[Saved entries]
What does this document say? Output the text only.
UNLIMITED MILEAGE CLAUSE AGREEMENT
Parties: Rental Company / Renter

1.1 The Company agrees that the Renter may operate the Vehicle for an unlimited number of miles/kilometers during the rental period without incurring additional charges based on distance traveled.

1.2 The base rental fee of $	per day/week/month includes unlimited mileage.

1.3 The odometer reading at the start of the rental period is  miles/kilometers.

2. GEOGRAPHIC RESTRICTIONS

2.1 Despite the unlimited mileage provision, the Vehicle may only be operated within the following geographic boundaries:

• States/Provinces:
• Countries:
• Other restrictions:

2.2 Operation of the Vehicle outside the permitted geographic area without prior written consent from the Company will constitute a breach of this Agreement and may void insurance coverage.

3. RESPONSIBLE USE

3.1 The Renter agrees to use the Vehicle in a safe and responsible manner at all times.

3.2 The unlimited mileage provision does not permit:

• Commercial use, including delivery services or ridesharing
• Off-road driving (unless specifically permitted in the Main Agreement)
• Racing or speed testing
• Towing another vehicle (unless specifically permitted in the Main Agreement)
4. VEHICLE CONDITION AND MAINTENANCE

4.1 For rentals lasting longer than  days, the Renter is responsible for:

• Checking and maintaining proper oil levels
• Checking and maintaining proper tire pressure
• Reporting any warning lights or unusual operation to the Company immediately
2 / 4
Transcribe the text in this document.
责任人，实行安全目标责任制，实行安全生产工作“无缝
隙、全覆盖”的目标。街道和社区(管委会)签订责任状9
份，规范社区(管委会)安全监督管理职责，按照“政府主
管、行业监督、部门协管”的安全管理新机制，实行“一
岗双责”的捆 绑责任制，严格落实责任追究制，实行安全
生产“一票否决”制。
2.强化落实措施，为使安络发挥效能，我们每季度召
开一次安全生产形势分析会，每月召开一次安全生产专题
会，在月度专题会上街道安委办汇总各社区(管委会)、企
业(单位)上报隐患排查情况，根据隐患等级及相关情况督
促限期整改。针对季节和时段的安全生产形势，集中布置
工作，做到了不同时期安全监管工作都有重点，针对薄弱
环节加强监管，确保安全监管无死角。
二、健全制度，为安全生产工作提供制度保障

◆ **TASK DESCRIPTION**: Transcribe the material above in its entirety. Match it exactly.

◆ **SOLUTION TO THIS PROBLEM**:
What does this document say? Output the text only.
UNLIMITED MILEAGE CLAUSE AGREEMENT
Parties: Rental Company / Renter

1.1 The Company agrees that the Renter may operate the Vehicle for an unlimited number of miles/kilometers during the rental period without incurring additional charges based on distance traveled.

1.2 The base rental fee of $	per day/week/month includes unlimited mileage.

1.3 The odometer reading at the start of the rental period is  miles/kilometers.

2. GEOGRAPHIC RESTRICTIONS

2.1 Despite the unlimited mileage provision, the Vehicle may only be operated within the following geographic boundaries:

• States/Provinces:
• Countries:
• Other restrictions:

2.2 Operation of the Vehicle outside the permitted geographic area without prior written consent from the Company will constitute a breach of this Agreement and may void insurance coverage.

3. RESPONSIBLE USE

3.1 The Renter agrees to use the Vehicle in a safe and responsible manner at all times.

3.2 The unlimited mileage provision does not permit:

• Commercial use, including delivery services or ridesharing
• Off-road driving (unless specifically permitted in the Main Agreement)
• Racing or speed testing
• Towing another vehicle (unless specifically permitted in the Main Agreement)
4. VEHICLE CONDITION AND MAINTENANCE

4.1 For rentals lasting longer than  days, the Renter is responsible for:

• Checking and maintaining proper oil levels
• Checking and maintaining proper tire pressure
• Reporting any warning lights or unusual operation to the Company immediately
2 / 4
Transcribe the text in this document.
责任人，实行安全目标责任制，实行安全生产工作“无缝
隙、全覆盖”的目标。街道和社区(管委会)签订责任状9
份，规范社区(管委会)安全监督管理职责，按照“政府主
管、行业监督、部门协管”的安全管理新机制，实行“一
岗双责”的捆 绑责任制，严格落实责任追究制，实行安全
生产“一票否决”制。
2.强化落实措施，为使安络发挥效能，我们每季度召
开一次安全生产形势分析会，每月召开一次安全生产专题
会，在月度专题会上街道安委办汇总各社区(管委会)、企
业(单位)上报隐患排查情况，根据隐患等级及相关情况督
促限期整改。针对季节和时段的安全生产形势，集中布置
工作，做到了不同时期安全监管工作都有重点，针对薄弱
环节加强监管，确保安全监管无死角。
二、健全制度，为安全生产工作提供制度保障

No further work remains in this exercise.